Dataset entries:
BEGIN

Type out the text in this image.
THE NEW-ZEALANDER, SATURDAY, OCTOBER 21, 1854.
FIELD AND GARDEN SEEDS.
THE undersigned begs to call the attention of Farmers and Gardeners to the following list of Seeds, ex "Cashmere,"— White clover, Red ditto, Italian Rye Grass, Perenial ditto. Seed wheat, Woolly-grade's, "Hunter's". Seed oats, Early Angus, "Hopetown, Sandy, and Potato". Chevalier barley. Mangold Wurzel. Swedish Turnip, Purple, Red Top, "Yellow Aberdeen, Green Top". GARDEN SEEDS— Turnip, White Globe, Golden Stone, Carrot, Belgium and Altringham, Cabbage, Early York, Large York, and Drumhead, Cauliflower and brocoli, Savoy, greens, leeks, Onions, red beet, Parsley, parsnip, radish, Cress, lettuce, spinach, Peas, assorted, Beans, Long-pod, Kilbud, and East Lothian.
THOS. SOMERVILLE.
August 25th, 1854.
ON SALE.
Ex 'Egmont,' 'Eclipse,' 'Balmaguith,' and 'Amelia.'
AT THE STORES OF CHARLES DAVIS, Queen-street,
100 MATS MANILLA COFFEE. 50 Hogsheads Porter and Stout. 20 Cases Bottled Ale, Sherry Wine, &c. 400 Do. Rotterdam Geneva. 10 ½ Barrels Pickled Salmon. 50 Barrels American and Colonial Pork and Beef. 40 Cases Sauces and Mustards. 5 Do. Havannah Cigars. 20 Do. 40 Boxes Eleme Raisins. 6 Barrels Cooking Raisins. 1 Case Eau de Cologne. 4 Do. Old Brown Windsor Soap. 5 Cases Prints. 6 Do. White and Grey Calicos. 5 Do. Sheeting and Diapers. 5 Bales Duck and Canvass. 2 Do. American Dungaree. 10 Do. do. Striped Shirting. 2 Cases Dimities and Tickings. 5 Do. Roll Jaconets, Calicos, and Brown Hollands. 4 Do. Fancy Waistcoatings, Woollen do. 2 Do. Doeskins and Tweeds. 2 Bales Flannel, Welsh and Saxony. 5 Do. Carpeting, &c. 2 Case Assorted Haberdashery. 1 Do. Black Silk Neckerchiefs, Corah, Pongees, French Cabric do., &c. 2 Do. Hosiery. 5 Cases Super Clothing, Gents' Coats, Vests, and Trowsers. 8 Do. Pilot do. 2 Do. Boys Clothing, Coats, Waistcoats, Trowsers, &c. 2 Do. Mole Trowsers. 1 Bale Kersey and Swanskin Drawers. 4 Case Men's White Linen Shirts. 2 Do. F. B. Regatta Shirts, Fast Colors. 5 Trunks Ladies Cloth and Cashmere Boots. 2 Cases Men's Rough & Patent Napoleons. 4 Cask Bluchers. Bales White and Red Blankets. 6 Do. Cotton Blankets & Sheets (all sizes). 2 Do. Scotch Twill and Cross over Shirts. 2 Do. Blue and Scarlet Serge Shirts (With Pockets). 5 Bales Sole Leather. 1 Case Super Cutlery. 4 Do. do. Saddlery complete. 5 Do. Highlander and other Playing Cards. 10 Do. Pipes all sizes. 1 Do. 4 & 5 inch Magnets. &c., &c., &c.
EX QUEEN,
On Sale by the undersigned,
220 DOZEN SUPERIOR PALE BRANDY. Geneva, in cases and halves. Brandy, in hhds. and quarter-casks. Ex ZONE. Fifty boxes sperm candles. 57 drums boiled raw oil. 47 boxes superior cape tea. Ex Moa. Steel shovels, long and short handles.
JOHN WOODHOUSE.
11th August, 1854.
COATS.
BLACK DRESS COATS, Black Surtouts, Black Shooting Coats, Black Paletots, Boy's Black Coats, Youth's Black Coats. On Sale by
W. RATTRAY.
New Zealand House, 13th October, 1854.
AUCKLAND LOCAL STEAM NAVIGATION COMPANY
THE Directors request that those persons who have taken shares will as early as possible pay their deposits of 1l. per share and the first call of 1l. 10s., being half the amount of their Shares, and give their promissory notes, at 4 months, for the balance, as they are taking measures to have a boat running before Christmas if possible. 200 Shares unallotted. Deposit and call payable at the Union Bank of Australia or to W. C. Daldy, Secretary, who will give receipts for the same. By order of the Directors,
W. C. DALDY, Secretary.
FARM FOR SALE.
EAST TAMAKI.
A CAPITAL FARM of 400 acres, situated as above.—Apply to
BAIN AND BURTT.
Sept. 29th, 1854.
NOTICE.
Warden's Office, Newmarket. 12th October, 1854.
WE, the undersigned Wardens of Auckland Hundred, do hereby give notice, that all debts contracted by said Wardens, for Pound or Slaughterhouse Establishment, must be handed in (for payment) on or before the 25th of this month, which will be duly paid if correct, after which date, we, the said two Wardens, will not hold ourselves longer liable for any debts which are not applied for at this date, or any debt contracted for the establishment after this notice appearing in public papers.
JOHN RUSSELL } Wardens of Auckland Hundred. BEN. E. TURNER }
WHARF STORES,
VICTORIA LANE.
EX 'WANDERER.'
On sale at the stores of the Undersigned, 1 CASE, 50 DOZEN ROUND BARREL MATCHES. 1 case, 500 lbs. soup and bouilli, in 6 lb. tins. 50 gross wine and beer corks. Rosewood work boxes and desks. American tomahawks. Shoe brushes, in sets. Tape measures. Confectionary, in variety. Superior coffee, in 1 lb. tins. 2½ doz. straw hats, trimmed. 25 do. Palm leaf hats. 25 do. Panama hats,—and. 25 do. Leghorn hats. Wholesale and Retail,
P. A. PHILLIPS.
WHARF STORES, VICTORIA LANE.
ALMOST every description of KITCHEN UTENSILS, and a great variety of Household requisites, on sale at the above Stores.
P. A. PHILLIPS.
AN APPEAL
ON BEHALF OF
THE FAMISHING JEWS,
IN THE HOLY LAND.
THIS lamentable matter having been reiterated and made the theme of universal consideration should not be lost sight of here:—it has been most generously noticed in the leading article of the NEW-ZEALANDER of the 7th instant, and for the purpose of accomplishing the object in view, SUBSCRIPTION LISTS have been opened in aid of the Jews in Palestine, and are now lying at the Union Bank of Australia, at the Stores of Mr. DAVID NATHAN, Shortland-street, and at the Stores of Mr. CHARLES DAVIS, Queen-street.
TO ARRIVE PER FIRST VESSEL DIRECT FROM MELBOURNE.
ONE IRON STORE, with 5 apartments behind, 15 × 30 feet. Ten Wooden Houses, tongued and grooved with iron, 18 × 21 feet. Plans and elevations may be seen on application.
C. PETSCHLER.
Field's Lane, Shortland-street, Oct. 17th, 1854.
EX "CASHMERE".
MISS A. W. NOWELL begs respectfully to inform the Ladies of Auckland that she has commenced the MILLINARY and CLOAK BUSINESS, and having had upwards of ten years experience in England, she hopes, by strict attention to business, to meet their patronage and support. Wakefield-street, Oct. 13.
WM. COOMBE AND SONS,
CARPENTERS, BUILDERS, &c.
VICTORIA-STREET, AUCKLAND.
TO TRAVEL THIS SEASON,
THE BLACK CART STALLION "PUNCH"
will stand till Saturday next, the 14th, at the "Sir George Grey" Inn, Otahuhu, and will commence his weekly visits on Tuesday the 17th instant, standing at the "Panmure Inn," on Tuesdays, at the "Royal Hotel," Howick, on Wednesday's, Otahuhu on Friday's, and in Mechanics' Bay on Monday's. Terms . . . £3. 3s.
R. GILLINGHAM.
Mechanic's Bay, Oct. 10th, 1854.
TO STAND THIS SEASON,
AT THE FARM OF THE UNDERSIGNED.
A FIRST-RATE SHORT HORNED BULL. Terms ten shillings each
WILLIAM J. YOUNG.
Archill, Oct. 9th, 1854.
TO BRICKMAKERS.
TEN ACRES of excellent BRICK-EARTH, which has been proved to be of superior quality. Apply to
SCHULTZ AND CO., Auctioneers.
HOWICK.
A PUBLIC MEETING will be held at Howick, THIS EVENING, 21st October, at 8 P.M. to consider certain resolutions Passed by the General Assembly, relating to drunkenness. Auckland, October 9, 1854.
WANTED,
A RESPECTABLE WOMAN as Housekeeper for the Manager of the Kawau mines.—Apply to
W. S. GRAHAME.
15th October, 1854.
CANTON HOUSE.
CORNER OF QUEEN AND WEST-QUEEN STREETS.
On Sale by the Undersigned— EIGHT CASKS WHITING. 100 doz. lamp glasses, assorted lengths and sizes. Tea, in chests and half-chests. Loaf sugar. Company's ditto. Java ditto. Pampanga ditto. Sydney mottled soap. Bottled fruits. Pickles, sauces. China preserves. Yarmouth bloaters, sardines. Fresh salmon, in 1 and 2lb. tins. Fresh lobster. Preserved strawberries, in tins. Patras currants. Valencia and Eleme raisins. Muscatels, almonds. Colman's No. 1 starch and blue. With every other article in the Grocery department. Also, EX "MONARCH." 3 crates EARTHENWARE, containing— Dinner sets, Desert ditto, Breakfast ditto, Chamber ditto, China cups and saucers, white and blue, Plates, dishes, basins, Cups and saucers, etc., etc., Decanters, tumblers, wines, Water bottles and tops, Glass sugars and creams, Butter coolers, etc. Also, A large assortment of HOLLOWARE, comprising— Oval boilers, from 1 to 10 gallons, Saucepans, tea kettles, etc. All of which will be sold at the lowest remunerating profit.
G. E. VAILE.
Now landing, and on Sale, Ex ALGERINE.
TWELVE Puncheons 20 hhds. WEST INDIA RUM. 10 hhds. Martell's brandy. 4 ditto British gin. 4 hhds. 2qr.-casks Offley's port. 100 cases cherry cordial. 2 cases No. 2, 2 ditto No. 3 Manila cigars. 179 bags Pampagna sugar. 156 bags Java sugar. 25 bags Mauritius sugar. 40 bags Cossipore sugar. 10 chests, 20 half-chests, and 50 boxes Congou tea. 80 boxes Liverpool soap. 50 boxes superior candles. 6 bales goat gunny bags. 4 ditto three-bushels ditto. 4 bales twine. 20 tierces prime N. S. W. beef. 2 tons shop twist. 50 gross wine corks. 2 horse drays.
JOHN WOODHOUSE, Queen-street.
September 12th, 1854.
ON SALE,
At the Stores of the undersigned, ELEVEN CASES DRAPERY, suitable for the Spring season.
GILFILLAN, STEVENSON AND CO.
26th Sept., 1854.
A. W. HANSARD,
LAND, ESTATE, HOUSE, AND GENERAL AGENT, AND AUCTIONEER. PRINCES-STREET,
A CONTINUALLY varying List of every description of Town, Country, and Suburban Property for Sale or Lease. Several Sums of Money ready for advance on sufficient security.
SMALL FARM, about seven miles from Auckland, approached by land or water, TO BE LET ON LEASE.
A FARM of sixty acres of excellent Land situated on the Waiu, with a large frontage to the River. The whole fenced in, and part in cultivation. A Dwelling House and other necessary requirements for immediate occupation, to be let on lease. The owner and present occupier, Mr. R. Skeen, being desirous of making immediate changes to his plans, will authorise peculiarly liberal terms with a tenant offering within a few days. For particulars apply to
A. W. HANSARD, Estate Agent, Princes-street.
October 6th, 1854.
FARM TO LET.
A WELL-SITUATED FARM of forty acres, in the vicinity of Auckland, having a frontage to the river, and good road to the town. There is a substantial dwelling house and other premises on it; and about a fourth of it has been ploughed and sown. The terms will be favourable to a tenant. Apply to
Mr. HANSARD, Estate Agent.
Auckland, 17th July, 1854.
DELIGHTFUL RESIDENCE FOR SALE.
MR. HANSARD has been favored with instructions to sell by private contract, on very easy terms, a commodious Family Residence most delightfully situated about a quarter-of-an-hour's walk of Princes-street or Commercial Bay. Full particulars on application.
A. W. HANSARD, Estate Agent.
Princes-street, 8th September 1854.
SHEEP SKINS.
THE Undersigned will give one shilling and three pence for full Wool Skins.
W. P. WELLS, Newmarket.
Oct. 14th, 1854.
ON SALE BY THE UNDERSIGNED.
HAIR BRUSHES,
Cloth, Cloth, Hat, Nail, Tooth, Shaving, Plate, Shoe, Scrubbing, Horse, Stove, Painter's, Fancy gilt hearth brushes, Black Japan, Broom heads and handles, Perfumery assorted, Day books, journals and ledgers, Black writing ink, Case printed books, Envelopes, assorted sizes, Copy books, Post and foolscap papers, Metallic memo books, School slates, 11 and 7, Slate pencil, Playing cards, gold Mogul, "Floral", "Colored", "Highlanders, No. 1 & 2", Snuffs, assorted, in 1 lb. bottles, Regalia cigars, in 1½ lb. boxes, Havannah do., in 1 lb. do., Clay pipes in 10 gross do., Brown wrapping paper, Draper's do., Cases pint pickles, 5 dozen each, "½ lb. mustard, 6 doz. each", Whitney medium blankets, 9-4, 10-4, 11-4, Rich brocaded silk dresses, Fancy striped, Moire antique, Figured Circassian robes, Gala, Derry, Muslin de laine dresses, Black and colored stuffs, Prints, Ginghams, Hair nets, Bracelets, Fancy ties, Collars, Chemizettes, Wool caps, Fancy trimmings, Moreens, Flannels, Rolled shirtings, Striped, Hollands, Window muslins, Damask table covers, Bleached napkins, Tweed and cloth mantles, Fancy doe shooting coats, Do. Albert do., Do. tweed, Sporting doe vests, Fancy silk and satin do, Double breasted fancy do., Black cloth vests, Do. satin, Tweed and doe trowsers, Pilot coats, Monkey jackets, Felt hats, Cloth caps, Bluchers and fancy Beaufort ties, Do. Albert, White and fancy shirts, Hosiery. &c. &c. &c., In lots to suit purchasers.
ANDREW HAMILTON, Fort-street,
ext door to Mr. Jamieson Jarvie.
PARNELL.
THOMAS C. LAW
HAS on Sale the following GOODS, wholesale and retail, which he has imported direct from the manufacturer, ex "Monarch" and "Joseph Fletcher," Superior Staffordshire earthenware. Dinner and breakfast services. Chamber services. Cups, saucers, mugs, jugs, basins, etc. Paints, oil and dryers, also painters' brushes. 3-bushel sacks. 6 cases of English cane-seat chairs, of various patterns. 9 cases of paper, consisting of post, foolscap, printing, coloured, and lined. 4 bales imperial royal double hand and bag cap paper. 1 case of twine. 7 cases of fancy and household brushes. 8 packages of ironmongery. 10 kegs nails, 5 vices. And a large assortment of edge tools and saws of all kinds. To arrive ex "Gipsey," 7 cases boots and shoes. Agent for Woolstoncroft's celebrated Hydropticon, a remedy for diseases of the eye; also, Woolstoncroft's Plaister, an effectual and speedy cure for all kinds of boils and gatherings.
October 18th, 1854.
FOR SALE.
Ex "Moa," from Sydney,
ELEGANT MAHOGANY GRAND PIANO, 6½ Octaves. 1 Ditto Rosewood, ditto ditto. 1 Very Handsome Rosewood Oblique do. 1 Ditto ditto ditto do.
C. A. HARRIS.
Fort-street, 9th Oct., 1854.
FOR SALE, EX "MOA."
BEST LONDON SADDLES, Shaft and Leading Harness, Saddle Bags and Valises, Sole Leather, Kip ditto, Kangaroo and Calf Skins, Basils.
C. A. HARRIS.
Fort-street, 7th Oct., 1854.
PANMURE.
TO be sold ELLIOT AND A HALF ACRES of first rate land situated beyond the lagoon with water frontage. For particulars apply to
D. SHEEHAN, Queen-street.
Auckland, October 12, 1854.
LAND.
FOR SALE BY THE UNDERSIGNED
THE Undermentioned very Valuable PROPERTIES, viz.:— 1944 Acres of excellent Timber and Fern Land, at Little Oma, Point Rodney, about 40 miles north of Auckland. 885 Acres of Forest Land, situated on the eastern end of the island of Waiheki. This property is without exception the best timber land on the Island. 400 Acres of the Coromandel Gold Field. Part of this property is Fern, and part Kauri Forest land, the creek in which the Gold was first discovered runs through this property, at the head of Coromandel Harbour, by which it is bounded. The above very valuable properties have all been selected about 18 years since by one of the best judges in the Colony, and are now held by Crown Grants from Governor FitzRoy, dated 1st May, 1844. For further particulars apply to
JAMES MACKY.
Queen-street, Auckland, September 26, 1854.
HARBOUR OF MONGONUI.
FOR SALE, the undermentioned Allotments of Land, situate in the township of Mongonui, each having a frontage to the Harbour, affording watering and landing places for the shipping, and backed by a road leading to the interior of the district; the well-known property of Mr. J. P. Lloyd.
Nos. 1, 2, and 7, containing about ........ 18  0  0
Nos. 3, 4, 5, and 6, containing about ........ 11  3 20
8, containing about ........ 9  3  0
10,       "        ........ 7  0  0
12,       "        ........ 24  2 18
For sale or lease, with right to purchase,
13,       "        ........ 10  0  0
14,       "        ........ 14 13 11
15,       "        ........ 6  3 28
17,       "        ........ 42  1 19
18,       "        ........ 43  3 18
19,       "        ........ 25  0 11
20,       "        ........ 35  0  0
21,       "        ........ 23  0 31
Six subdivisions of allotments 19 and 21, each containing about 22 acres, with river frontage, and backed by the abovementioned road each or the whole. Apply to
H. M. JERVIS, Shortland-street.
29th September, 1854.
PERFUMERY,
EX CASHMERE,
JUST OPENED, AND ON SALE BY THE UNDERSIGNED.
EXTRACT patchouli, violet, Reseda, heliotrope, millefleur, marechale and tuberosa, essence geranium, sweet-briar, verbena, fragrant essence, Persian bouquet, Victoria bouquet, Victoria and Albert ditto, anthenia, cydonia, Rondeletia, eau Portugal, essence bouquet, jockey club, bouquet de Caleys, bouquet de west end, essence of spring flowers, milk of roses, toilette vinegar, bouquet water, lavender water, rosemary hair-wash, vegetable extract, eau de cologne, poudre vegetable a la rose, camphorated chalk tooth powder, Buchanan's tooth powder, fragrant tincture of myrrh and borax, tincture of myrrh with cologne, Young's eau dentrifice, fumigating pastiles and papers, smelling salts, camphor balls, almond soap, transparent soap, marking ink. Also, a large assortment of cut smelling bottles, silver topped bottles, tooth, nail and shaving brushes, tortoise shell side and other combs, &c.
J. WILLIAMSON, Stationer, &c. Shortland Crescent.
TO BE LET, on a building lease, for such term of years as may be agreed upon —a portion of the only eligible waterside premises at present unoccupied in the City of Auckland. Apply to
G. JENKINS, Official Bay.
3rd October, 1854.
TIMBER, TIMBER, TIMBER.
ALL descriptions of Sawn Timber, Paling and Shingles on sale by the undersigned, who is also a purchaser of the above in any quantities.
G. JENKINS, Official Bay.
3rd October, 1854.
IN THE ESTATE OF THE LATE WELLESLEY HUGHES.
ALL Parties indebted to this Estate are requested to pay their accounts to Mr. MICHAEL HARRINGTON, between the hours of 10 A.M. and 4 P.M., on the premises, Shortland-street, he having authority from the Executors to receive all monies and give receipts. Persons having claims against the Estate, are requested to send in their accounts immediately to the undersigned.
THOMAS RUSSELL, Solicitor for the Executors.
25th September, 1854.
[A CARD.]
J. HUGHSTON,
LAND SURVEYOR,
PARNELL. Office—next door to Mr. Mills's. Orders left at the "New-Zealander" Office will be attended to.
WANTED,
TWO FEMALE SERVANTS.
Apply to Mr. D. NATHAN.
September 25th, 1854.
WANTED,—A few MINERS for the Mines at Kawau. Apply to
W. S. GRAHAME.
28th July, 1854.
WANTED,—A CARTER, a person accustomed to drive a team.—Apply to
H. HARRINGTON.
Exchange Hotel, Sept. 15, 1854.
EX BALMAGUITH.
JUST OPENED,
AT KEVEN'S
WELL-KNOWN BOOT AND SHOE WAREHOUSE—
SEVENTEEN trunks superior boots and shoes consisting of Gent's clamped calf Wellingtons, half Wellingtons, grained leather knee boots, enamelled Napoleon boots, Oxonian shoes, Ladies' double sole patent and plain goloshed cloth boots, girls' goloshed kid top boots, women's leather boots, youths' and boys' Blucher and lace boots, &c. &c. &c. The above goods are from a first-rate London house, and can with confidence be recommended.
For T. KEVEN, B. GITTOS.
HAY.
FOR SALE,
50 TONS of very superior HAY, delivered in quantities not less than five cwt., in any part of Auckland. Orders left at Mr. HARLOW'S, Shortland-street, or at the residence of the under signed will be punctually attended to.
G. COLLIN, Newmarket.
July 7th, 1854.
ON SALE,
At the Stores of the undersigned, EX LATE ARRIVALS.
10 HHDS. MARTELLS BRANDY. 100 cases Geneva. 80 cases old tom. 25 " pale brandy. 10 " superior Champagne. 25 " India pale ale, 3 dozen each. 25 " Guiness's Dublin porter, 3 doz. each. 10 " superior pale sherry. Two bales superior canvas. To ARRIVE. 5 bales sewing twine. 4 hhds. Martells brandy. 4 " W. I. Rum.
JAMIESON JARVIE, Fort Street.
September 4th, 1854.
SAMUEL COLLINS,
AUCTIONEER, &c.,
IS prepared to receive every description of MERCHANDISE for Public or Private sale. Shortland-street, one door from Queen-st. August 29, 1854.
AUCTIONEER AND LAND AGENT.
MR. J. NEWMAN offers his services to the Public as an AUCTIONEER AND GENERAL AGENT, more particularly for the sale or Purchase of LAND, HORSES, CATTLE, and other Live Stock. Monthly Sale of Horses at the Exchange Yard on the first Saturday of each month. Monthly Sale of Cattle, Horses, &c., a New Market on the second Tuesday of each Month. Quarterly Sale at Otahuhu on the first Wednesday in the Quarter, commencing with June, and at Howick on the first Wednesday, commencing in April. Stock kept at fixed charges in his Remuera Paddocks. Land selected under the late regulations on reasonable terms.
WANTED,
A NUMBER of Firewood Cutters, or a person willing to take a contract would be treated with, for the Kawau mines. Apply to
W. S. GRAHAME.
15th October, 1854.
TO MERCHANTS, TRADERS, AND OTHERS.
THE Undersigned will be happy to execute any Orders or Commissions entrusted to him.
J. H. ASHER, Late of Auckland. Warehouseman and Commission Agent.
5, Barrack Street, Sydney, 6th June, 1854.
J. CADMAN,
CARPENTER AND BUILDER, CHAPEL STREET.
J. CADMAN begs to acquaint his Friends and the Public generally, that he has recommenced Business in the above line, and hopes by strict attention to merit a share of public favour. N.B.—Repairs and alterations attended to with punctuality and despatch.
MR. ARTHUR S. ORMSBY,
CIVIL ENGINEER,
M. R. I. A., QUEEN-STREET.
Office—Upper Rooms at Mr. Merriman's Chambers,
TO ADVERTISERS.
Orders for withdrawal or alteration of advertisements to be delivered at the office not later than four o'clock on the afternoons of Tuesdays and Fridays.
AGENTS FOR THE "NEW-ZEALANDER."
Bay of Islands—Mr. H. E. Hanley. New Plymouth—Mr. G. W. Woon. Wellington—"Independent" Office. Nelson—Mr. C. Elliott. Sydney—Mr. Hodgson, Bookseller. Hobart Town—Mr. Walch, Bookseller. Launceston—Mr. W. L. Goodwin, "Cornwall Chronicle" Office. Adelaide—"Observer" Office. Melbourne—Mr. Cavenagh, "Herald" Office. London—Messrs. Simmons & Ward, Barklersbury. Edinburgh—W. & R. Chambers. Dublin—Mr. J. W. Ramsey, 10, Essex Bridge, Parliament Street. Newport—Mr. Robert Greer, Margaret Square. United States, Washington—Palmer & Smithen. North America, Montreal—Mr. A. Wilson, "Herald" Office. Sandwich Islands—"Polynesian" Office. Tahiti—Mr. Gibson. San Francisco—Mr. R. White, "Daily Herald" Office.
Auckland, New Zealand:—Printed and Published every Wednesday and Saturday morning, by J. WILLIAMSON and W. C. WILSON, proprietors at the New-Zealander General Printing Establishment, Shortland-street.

END

**PROBLEM TO SOLVE:** Give nothing but the number of lines containing the string "Executors".

**SOLUTION BELOW:** 2